*WORKING DATA*:
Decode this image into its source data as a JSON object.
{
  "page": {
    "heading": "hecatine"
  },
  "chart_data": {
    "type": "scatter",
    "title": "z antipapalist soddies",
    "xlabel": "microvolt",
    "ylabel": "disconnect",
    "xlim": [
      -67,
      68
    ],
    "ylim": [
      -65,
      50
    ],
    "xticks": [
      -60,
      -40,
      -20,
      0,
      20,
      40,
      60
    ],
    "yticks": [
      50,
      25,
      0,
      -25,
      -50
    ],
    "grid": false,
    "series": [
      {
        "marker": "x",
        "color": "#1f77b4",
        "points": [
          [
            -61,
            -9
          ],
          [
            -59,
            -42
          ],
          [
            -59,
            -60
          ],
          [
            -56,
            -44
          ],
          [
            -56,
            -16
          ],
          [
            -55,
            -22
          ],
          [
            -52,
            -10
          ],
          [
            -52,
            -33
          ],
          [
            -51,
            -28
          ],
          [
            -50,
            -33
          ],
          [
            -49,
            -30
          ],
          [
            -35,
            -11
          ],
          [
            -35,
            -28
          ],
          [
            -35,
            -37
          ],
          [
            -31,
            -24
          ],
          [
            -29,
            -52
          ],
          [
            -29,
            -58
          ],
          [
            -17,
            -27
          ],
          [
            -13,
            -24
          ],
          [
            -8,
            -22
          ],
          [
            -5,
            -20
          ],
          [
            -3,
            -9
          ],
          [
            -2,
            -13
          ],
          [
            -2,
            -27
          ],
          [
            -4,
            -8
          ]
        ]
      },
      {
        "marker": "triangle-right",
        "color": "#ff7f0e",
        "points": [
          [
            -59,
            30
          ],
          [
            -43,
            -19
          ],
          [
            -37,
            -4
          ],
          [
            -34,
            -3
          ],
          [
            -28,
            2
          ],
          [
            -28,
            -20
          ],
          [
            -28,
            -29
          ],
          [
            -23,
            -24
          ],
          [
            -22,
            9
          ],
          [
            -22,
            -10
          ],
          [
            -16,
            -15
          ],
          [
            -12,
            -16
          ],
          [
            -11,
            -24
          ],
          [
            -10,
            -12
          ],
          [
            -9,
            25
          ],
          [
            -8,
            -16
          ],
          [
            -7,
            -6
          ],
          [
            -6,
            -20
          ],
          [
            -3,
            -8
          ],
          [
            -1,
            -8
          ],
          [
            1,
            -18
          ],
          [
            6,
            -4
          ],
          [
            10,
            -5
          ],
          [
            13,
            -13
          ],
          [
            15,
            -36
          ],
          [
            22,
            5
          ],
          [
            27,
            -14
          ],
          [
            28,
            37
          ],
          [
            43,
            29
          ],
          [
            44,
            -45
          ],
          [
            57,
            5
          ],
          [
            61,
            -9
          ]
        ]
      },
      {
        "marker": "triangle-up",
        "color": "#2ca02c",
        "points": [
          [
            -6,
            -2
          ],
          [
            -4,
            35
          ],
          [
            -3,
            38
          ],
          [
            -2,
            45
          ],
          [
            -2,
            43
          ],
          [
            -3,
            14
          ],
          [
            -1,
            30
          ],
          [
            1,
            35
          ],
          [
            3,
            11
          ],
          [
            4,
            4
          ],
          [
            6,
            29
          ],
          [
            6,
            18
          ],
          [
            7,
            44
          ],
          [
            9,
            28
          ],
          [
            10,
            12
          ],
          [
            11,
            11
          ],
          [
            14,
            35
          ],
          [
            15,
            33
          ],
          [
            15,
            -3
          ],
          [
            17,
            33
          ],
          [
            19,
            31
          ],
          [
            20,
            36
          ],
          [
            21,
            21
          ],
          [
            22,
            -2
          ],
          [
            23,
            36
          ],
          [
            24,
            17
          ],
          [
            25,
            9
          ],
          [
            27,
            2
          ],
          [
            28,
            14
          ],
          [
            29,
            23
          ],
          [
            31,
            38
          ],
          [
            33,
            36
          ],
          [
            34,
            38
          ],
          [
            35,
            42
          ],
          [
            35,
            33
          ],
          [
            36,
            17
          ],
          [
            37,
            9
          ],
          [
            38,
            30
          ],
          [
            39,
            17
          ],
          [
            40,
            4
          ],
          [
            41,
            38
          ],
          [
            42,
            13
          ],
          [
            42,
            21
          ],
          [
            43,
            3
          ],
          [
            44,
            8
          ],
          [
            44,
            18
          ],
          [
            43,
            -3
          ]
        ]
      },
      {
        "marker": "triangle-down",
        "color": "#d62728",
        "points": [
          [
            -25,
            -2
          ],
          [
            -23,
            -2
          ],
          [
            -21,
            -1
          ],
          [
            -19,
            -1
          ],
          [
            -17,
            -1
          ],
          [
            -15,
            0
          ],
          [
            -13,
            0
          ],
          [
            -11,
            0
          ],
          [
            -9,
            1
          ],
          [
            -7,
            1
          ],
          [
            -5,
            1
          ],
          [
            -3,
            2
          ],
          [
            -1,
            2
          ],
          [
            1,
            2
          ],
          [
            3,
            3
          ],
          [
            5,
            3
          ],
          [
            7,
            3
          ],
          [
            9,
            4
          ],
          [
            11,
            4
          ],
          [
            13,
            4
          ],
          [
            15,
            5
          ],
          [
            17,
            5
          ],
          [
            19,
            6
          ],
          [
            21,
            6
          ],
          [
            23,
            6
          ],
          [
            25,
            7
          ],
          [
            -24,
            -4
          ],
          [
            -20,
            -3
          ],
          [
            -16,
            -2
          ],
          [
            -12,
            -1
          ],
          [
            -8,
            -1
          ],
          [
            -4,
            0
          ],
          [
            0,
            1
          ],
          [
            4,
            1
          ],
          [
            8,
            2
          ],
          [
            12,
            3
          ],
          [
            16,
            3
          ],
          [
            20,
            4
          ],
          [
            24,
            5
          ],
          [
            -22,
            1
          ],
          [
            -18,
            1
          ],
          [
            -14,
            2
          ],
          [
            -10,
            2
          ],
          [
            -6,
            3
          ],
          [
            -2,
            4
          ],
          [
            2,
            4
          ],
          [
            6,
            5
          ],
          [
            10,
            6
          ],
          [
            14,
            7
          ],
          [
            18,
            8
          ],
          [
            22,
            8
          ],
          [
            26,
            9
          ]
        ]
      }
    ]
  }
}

*STATED EXERCISE*: Retype the listing exactly, in full.

*ANSWER TO THE EXERCISE*:
Decode this image into its source data as a JSON object.
{
  "page": {
    "heading": "hecatine"
  },
  "chart_data": {
    "type": "scatter",
    "title": "z antipapalist soddies",
    "xlabel": "microvolt",
    "ylabel": "disconnect",
    "xlim": [
      -67,
      68
    ],
    "ylim": [
      -65,
      50
    ],
    "xticks": [
      -60,
      -40,
      -20,
      0,
      20,
      40,
      60
    ],
    "yticks": [
      50,
      25,
      0,
      -25,
      -50
    ],
    "grid": false,
    "series": [
      {
        "marker": "x",
        "color": "#1f77b4",
        "points": [
          [
            -61,
            -9
          ],
          [
            -59,
            -42
          ],
          [
            -59,
            -60
          ],
          [
            -56,
            -44
          ],
          [
            -56,
            -16
          ],
          [
            -55,
            -22
          ],
          [
            -52,
            -10
          ],
          [
            -52,
            -33
          ],
          [
            -51,
            -28
          ],
          [
            -50,
            -33
          ],
          [
            -49,
            -30
          ],
          [
            -35,
            -11
          ],
          [
            -35,
            -28
          ],
          [
            -35,
            -37
          ],
          [
            -31,
            -24
          ],
          [
            -29,
            -52
          ],
          [
            -29,
            -58
          ],
          [
            -17,
            -27
          ],
          [
            -13,
            -24
          ],
          [
            -8,
            -22
          ],
          [
            -5,
            -20
          ],
          [
            -3,
            -9
          ],
          [
            -2,
            -13
          ],
          [
            -2,
            -27
          ],
          [
            -4,
            -8
          ]
        ]
      },
      {
        "marker": "triangle-right",
        "color": "#ff7f0e",
        "points": [
          [
            -59,
            30
          ],
          [
            -43,
            -19
          ],
          [
            -37,
            -4
          ],
          [
            -34,
            -3
          ],
          [
            -28,
            2
          ],
          [
            -28,
            -20
          ],
          [
            -28,
            -29
          ],
          [
            -23,
            -24
          ],
          [
            -22,
            9
          ],
          [
            -22,
            -10
          ],
          [
            -16,
            -15
          ],
          [
            -12,
            -16
          ],
          [
            -11,
            -24
          ],
          [
            -10,
            -12
          ],
          [
            -9,
            25
          ],
          [
            -8,
            -16
          ],
          [
            -7,
            -6
          ],
          [
            -6,
            -20
          ],
          [
            -3,
            -8
          ],
          [
            -1,
            -8
          ],
          [
            1,
            -18
          ],
          [
            6,
            -4
          ],
          [
            10,
            -5
          ],
          [
            13,
            -13
          ],
          [
            15,
            -36
          ],
          [
            22,
            5
          ],
          [
            27,
            -14
          ],
          [
            28,
            37
          ],
          [
            43,
            29
          ],
          [
            44,
            -45
          ],
          [
            57,
            5
          ],
          [
            61,
            -9
          ]
        ]
      },
      {
        "marker": "triangle-up",
        "color": "#2ca02c",
        "points": [
          [
            -6,
            -2
          ],
          [
            -4,
            35
          ],
          [
            -3,
            38
          ],
          [
            -2,
            45
          ],
          [
            -2,
            43
          ],
          [
            -3,
            14
          ],
          [
            -1,
            30
          ],
          [
            1,
            35
          ],
          [
            3,
            11
          ],
          [
            4,
            4
          ],
          [
            6,
            29
          ],
          [
            6,
            18
          ],
          [
            7,
            44
          ],
          [
            9,
            28
          ],
          [
            10,
            12
          ],
          [
            11,
            11
          ],
          [
            14,
            35
          ],
          [
            15,
            33
          ],
          [
            15,
            -3
          ],
          [
            17,
            33
          ],
          [
            19,
            31
          ],
          [
            20,
            36
          ],
          [
            21,
            21
          ],
          [
            22,
            -2
          ],
          [
            23,
            36
          ],
          [
            24,
            17
          ],
          [
            25,
            9
          ],
          [
            27,
            2
          ],
          [
            28,
            14
          ],
          [
            29,
            23
          ],
          [
            31,
            38
          ],
          [
            33,
            36
          ],
          [
            34,
            38
          ],
          [
            35,
            42
          ],
          [
            35,
            33
          ],
          [
            36,
            17
          ],
          [
            37,
            9
          ],
          [
            38,
            30
          ],
          [
            39,
            17
          ],
          [
            40,
            4
          ],
          [
            41,
            38
          ],
          [
            42,
            13
          ],
          [
            42,
            21
          ],
          [
            43,
            3
          ],
          [
            44,
            8
          ],
          [
            44,
            18
          ],
          [
            43,
            -3
          ]
        ]
      },
      {
        "marker": "triangle-down",
        "color": "#d62728",
        "points": [
          [
            -25,
            -2
          ],
          [
            -23,
            -2
          ],
          [
            -21,
            -1
          ],
          [
            -19,
            -1
          ],
          [
            -17,
            -1
          ],
          [
            -15,
            0
          ],
          [
            -13,
            0
          ],
          [
            -11,
            0
          ],
          [
            -9,
            1
          ],
          [
            -7,
            1
          ],
          [
            -5,
            1
          ],
          [
            -3,
            2
          ],
          [
            -1,
            2
          ],
          [
            1,
            2
          ],
          [
            3,
            3
          ],
          [
            5,
            3
          ],
          [
            7,
            3
          ],
          [
            9,
            4
          ],
          [
            11,
            4
          ],
          [
            13,
            4
          ],
          [
            15,
            5
          ],
          [
            17,
            5
          ],
          [
            19,
            6
          ],
          [
            21,
            6
          ],
          [
            23,
            6
          ],
          [
            25,
            7
          ],
          [
            -24,
            -4
          ],
          [
            -20,
            -3
          ],
          [
            -16,
            -2
          ],
          [
            -12,
            -1
          ],
          [
            -8,
            -1
          ],
          [
            -4,
            0
          ],
          [
            0,
            1
          ],
          [
            4,
            1
          ],
          [
            8,
            2
          ],
          [
            12,
            3
          ],
          [
            16,
            3
          ],
          [
            20,
            4
          ],
          [
            24,
            5
          ],
          [
            -22,
            1
          ],
          [
            -18,
            1
          ],
          [
            -14,
            2
          ],
          [
            -10,
            2
          ],
          [
            -6,
            3
          ],
          [
            -2,
            4
          ],
          [
            2,
            4
          ],
          [
            6,
            5
          ],
          [
            10,
            6
          ],
          [
            14,
            7
          ],
          [
            18,
            8
          ],
          [
            22,
            8
          ],
          [
            26,
            9
          ]
        ]
      }
    ]
  }
}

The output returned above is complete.